§ **Given problem**: In the material below, the lines containing the word "that" are required; copy each of them.
---------- Dataset rows ----------
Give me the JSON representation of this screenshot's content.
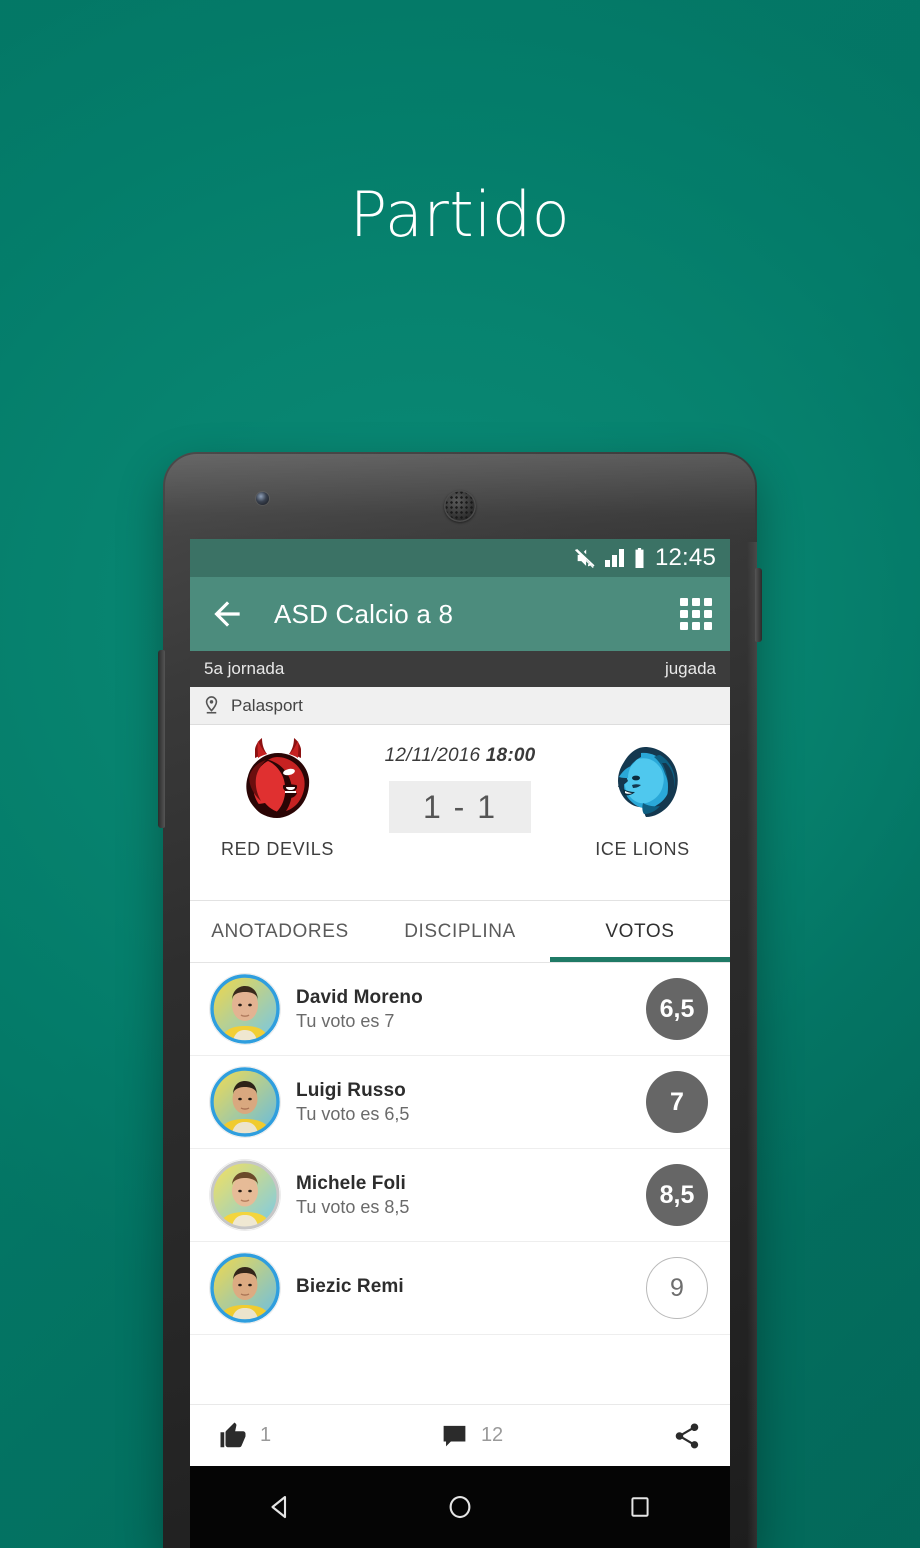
{
  "hero": {
    "title": "Partido"
  },
  "colors": {
    "background_teal": "#04806D",
    "status_bar": "#3B7265",
    "app_bar": "#4C8C7D",
    "tab_indicator": "#1F7A66",
    "jornada_bar": "#3C3C3C",
    "score_circle_filled": "#666666",
    "score_circle_empty_border": "#B9B9B9"
  },
  "status_bar": {
    "time": "12:45",
    "icons": [
      "mute-icon",
      "signal-icon",
      "battery-icon"
    ]
  },
  "app_bar": {
    "back_icon": "arrow-left-icon",
    "title": "ASD Calcio a 8",
    "menu_icon": "apps-grid-icon"
  },
  "matchday": {
    "label": "5a jornada",
    "status": "jugada"
  },
  "venue": {
    "icon": "location-pin-icon",
    "name": "Palasport"
  },
  "match": {
    "date": "12/11/2016",
    "time": "18:00",
    "score": "1 - 1",
    "home_team": {
      "name": "RED DEVILS",
      "crest": "red-devil-crest"
    },
    "away_team": {
      "name": "ICE LIONS",
      "crest": "ice-lion-crest"
    }
  },
  "tabs": [
    {
      "label": "ANOTADORES",
      "active": false
    },
    {
      "label": "DISCIPLINA",
      "active": false
    },
    {
      "label": "VOTOS",
      "active": true
    }
  ],
  "players": [
    {
      "name": "David Moreno",
      "vote_label": "Tu voto es 7",
      "score": "6,5",
      "score_style": "filled"
    },
    {
      "name": "Luigi Russo",
      "vote_label": "Tu voto es  6,5",
      "score": "7",
      "score_style": "filled"
    },
    {
      "name": "Michele Foli",
      "vote_label": "Tu voto es  8,5",
      "score": "8,5",
      "score_style": "filled"
    },
    {
      "name": "Biezic Remi",
      "vote_label": "",
      "score": "9",
      "score_style": "empty"
    }
  ],
  "action_bar": {
    "like_icon": "thumbs-up-icon",
    "like_count": "1",
    "comment_icon": "comment-icon",
    "comment_count": "12",
    "share_icon": "share-icon"
  },
  "nav_bar": {
    "back": "triangle-back-icon",
    "home": "circle-home-icon",
    "recents": "square-recents-icon"
  }
}
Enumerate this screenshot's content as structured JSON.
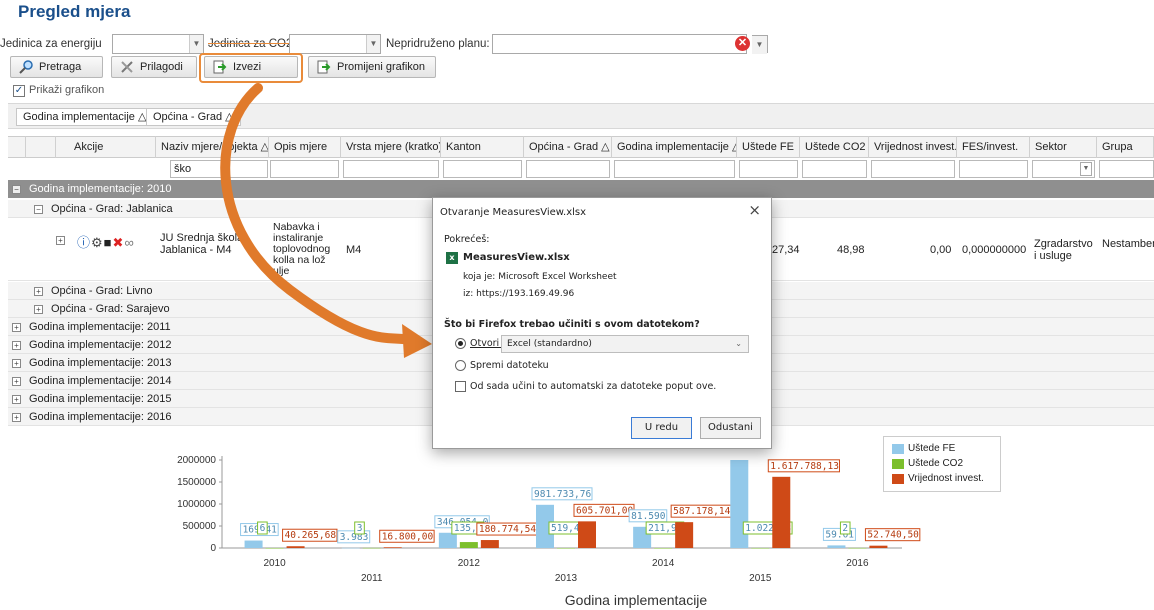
{
  "page": {
    "title": "Pregled mjera"
  },
  "filters": {
    "energy_label": "Jedinica za energiju",
    "co2_label": "Jedinica za CO2",
    "plan_label": "Nepridruženo planu:"
  },
  "toolbar": {
    "search": "Pretraga",
    "customize": "Prilagodi",
    "export": "Izvezi",
    "change_chart": "Promijeni grafikon",
    "show_chart": "Prikaži grafikon"
  },
  "grouping": {
    "chip1": "Godina implementacije △",
    "chip2": "Općina - Grad △"
  },
  "columns": {
    "actions": "Akcije",
    "name": "Naziv mjere/objekta △",
    "desc": "Opis mjere",
    "type": "Vrsta mjere (kratko)",
    "canton": "Kanton",
    "city": "Općina - Grad △",
    "year": "Godina implementacije △",
    "fe": "Uštede FE",
    "co2": "Uštede CO2",
    "invest": "Vrijednost invest.",
    "fes_inv": "FES/invest.",
    "sector": "Sektor",
    "group": "Grupa"
  },
  "filter_row": {
    "name": "ško"
  },
  "rows": {
    "g2010": "Godina implementacije: 2010",
    "jablanica": "Općina - Grad: Jablanica",
    "livno": "Općina - Grad: Livno",
    "sarajevo": "Općina - Grad: Sarajevo",
    "g2011": "Godina implementacije: 2011",
    "g2012": "Godina implementacije: 2012",
    "g2013": "Godina implementacije: 2013",
    "g2014": "Godina implementacije: 2014",
    "g2015": "Godina implementacije: 2015",
    "g2016": "Godina implementacije: 2016"
  },
  "record": {
    "name": "JU Srednja škola, Jablanica - M4",
    "desc": "Nabavka i instaliranje toplovodnog kolla na lož ulje",
    "type": "M4",
    "fe": "27,34",
    "co2": "48,98",
    "invest": "0,00",
    "fes_inv": "0,000000000",
    "sector": "Zgradarstvo i usluge",
    "group": "Nestamben - javni"
  },
  "dialog": {
    "title": "Otvaranje MeasuresView.xlsx",
    "started": "Pokrećeš:",
    "file": "MeasuresView.xlsx",
    "type_line": "koja je: Microsoft Excel Worksheet",
    "from_line": "iz: https://193.169.49.96",
    "question": "Što bi Firefox trebao učiniti s ovom datotekom?",
    "open_with": "Otvori s",
    "app": "Excel (standardno)",
    "save": "Spremi datoteku",
    "auto": "Od sada učini to automatski za datoteke poput ove.",
    "ok": "U redu",
    "cancel": "Odustani",
    "close": "×"
  },
  "colors": {
    "fe": "#93c9ea",
    "co2": "#7cbf2c",
    "invest": "#cf4a17",
    "accent": "#e98b3a"
  },
  "chart_data": {
    "type": "bar",
    "xlabel": "Godina implementacije",
    "categories": [
      "2010",
      "2011",
      "2012",
      "2013",
      "2014",
      "2015",
      "2016"
    ],
    "ylim": [
      0,
      2000000
    ],
    "yticks": [
      "2000000",
      "1500000",
      "1000000",
      "500000",
      "0"
    ],
    "series": [
      {
        "name": "Uštede FE",
        "values": [
          169416,
          3983,
          346054,
          981733.76,
          481590,
          2000000,
          59012
        ],
        "labels": [
          "169.41",
          "3.983",
          "346.054,0",
          "981.733,76",
          "81.590",
          "",
          "59.01"
        ]
      },
      {
        "name": "Uštede CO2",
        "values": [
          600,
          3000,
          135000,
          519.44,
          211.97,
          1022.13,
          2000
        ],
        "labels": [
          "6",
          "3",
          "135,2",
          "519,44",
          "211,97",
          "1.022,13",
          "2"
        ]
      },
      {
        "name": "Vrijednost invest.",
        "values": [
          40265.68,
          16800,
          180774.54,
          605701,
          587178.14,
          1617788.13,
          52740.5
        ],
        "labels": [
          "40.265,68",
          "16.800,00",
          "180.774,54",
          "605.701,00",
          "587.178,14",
          "1.617.788,13",
          "52.740,50"
        ]
      }
    ]
  }
}
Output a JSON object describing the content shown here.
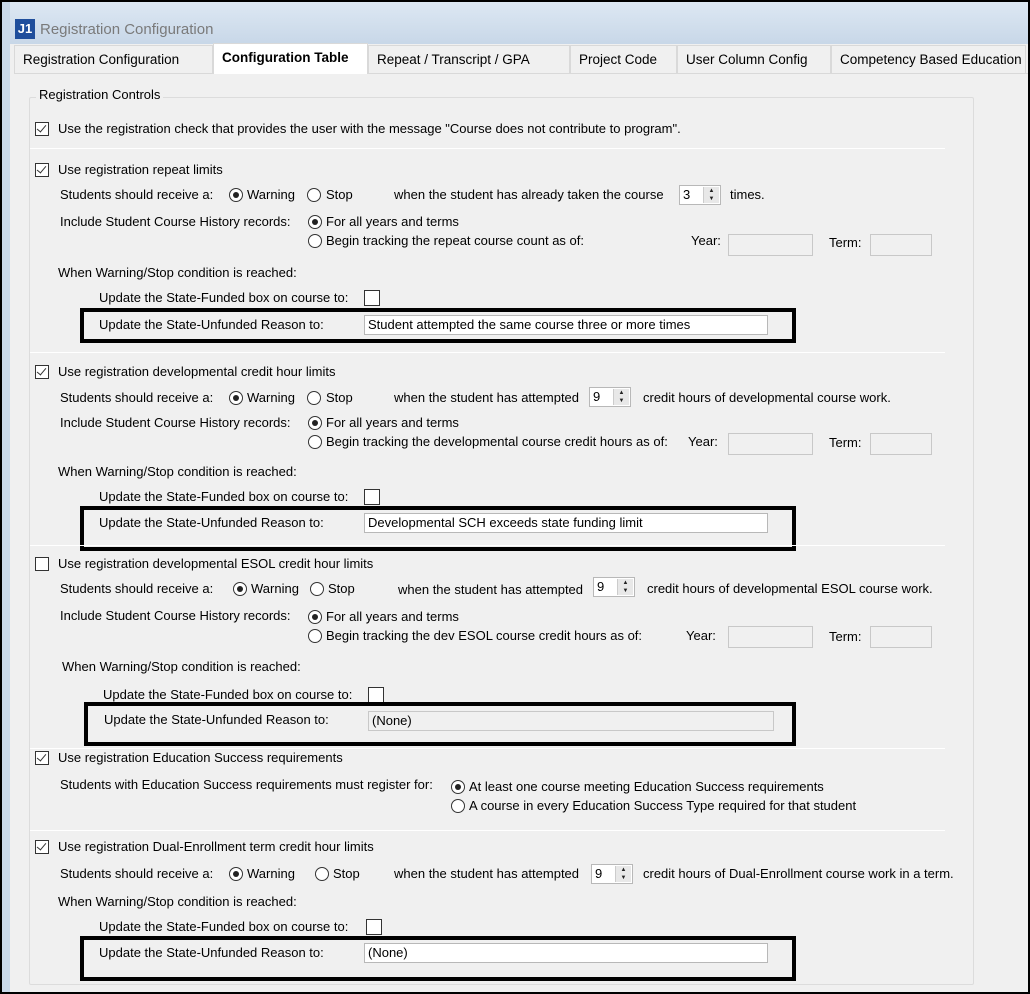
{
  "window": {
    "title": "Registration Configuration",
    "icon_text": "J1"
  },
  "tabs": [
    "Registration Configuration",
    "Configuration Table",
    "Repeat / Transcript / GPA",
    "Project Code",
    "User Column Config",
    "Competency Based Education"
  ],
  "group_label": "Registration Controls",
  "course_check": {
    "checked": true,
    "label": "Use the registration check that provides the user with the message \"Course does not contribute to program\"."
  },
  "common": {
    "receive": "Students should receive a:",
    "warning": "Warning",
    "stop": "Stop",
    "include": "Include Student Course History records:",
    "all_years": "For all years and terms",
    "year": "Year:",
    "term": "Term:",
    "when": "When Warning/Stop condition is reached:",
    "funded": "Update the State-Funded box on course to:",
    "unfunded": "Update the State-Unfunded Reason to:"
  },
  "repeat": {
    "checked": true,
    "label": "Use registration repeat limits",
    "when_text": "when the student has already taken the course",
    "count": "3",
    "after": "times.",
    "begin": "Begin tracking the repeat course count as of:",
    "year": "",
    "term": "",
    "reason": "Student attempted the same course three or more times"
  },
  "dev": {
    "checked": true,
    "label": "Use registration developmental credit hour limits",
    "when_text": "when the student has attempted",
    "count": "9",
    "after": "credit hours of developmental course work.",
    "begin": "Begin tracking the developmental course credit hours as of:",
    "year": "",
    "term": "",
    "reason": "Developmental SCH exceeds state funding limit"
  },
  "esol": {
    "checked": false,
    "label": "Use registration developmental ESOL credit hour limits",
    "when_text": "when the student has attempted",
    "count": "9",
    "after": "credit hours of developmental ESOL course work.",
    "begin": "Begin tracking the dev ESOL course credit hours as of:",
    "year": "",
    "term": "",
    "reason": "(None)"
  },
  "edsuccess": {
    "checked": true,
    "label": "Use registration Education Success requirements",
    "prompt": "Students with Education Success requirements must register for:",
    "opt1": "At least one course meeting Education Success requirements",
    "opt2": "A course in every Education Success Type required for that student"
  },
  "dual": {
    "checked": true,
    "label": "Use registration Dual-Enrollment term credit hour limits",
    "when_text": "when the student has attempted",
    "count": "9",
    "after": "credit hours of Dual-Enrollment course work in a term.",
    "reason": "(None)"
  }
}
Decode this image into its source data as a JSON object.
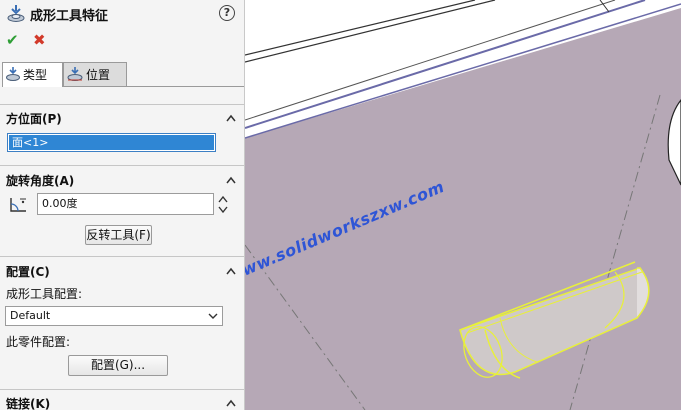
{
  "panel": {
    "title": "成形工具特征",
    "tabs": [
      {
        "label": "类型",
        "active": true
      },
      {
        "label": "位置",
        "active": false
      }
    ],
    "sections": {
      "orientation": {
        "title": "方位面(P)",
        "selection": "面<1>"
      },
      "rotation": {
        "title": "旋转角度(A)",
        "angle_value": "0.00度",
        "flip_button": "反转工具(F)"
      },
      "configuration": {
        "title": "配置(C)",
        "tool_config_label": "成形工具配置:",
        "tool_config_value": "Default",
        "part_config_label": "此零件配置:",
        "config_button": "配置(G)..."
      },
      "link": {
        "title": "链接(K)"
      }
    }
  },
  "watermark": "www.solidworkszxw.com",
  "colors": {
    "accent": "#2f86d4",
    "viewport_bg": "#b6a8b6",
    "ok": "#2e9e35",
    "cancel": "#d23a2a",
    "highlight": "#e8f03a"
  }
}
----------
§ **The result**:
    "label": "Use the registration check that provides the user with the message \"Course does not contribute to program\"."
    "opt2": "A course in every Education Success Type required for that student"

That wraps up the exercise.